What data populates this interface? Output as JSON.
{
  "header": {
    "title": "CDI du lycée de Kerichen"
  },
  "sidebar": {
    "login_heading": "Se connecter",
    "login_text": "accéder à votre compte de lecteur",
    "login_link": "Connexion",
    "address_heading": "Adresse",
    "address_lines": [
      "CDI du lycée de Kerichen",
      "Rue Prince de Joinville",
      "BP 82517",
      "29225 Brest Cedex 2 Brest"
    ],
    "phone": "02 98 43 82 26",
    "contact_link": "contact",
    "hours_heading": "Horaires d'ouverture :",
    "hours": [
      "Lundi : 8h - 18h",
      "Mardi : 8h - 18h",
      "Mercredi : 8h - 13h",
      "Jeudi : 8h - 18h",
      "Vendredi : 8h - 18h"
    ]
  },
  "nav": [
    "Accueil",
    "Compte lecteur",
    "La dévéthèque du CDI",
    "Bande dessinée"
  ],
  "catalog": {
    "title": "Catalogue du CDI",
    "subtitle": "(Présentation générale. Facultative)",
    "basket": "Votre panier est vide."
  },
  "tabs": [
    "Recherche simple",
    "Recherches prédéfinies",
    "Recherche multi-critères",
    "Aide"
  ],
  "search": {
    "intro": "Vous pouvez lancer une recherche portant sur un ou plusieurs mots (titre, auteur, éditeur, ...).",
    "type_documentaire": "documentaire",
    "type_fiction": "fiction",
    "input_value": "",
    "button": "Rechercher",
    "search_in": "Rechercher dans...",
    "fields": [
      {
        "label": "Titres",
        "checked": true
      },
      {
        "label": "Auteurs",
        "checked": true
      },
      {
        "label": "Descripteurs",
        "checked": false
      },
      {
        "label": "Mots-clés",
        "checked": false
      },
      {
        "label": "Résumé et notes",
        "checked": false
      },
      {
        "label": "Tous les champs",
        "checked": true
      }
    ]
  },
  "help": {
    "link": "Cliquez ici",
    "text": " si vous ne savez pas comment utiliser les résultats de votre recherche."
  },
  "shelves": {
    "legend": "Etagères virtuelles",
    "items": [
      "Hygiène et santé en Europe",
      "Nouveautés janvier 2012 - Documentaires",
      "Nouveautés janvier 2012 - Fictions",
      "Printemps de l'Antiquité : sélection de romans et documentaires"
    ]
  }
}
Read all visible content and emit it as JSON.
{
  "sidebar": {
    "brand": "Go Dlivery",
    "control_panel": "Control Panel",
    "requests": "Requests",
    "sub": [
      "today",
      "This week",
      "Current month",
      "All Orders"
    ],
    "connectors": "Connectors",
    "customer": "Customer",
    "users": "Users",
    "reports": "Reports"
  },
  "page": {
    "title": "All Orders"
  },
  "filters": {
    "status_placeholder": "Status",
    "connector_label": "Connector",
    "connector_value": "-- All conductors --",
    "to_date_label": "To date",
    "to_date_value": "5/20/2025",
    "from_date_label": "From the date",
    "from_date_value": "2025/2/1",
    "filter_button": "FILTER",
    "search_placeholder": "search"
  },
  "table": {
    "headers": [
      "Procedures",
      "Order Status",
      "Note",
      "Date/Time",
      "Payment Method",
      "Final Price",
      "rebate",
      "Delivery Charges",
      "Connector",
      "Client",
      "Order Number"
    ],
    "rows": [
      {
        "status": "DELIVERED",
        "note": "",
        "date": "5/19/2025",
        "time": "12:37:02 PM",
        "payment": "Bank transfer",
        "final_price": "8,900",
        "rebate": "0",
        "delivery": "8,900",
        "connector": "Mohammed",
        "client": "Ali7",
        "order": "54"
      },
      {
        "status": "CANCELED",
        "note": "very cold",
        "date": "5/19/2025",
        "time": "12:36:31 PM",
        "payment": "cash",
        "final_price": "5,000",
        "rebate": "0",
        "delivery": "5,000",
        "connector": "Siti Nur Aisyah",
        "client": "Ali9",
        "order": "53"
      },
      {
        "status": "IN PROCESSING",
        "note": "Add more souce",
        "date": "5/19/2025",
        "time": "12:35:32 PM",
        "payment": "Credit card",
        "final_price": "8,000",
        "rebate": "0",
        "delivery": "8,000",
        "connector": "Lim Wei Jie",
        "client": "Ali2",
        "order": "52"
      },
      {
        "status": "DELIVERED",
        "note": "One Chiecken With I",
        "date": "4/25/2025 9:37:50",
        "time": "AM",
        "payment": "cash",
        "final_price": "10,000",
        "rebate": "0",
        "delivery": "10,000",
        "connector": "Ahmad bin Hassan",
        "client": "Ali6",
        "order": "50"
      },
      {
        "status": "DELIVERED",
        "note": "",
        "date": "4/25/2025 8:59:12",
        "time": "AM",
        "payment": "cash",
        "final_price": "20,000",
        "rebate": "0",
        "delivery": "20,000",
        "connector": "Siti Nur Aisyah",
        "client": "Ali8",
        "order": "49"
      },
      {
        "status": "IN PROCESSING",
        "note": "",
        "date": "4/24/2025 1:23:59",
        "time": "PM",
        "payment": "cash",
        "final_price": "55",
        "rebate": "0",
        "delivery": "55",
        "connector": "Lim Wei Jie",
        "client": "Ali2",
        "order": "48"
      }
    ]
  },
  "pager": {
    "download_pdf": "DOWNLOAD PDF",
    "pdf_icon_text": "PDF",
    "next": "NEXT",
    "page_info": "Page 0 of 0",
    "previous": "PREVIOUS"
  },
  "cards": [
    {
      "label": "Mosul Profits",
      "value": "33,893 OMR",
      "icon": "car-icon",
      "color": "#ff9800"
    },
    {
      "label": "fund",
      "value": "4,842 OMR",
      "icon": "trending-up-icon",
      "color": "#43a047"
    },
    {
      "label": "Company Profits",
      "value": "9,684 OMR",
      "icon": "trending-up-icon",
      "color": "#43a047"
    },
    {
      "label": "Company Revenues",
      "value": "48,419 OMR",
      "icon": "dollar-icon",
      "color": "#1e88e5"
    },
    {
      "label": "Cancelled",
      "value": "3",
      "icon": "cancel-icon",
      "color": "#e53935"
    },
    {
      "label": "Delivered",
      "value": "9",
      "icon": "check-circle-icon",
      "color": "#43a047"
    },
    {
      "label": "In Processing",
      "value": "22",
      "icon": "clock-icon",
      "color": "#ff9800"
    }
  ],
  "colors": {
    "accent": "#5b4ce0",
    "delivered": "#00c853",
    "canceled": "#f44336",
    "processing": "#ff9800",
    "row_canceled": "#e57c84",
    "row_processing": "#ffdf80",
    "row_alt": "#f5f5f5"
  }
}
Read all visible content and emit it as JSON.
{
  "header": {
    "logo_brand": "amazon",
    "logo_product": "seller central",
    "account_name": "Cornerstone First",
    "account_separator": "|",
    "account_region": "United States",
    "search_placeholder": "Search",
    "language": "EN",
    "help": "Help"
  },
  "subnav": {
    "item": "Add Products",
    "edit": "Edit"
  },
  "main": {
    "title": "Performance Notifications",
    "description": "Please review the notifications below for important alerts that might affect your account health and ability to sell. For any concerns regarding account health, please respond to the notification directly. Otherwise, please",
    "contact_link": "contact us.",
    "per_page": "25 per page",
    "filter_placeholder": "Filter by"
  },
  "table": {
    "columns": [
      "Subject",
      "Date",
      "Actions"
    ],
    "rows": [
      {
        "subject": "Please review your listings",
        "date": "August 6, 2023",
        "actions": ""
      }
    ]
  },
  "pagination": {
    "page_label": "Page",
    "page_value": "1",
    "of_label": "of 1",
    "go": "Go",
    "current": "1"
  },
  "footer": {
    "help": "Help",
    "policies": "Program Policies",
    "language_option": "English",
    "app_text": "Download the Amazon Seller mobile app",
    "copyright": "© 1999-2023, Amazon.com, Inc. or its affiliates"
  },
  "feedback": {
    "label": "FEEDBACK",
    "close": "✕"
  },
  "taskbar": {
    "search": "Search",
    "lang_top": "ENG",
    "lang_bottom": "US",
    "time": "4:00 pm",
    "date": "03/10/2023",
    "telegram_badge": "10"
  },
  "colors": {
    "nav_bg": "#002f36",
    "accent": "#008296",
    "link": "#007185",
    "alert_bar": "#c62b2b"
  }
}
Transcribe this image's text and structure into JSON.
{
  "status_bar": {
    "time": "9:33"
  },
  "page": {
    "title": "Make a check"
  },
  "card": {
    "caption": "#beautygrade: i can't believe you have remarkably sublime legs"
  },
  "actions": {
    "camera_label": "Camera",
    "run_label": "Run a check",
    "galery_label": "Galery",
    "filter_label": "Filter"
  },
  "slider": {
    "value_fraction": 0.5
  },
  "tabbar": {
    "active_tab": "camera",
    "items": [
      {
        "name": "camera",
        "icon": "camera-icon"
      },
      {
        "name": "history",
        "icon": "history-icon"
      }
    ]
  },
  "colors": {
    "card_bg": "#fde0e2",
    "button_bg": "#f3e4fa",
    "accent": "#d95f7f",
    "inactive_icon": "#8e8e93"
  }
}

■ ■ ■

Instructions for the task: Repeat, exactly and only, the lines above from the one containing "Transcribe this image's" through the end of the material.

Answer to this exercise:
Transcribe this image's text and structure into JSON.
{
  "status_bar": {
    "time": "9:33"
  },
  "page": {
    "title": "Make a check"
  },
  "card": {
    "caption": "#beautygrade: i can't believe you have remarkably sublime legs"
  },
  "actions": {
    "camera_label": "Camera",
    "run_label": "Run a check",
    "galery_label": "Galery",
    "filter_label": "Filter"
  },
  "slider": {
    "value_fraction": 0.5
  },
  "tabbar": {
    "active_tab": "camera",
    "items": [
      {
        "name": "camera",
        "icon": "camera-icon"
      },
      {
        "name": "history",
        "icon": "history-icon"
      }
    ]
  },
  "colors": {
    "card_bg": "#fde0e2",
    "button_bg": "#f3e4fa",
    "accent": "#d95f7f",
    "inactive_icon": "#8e8e93"
  }
}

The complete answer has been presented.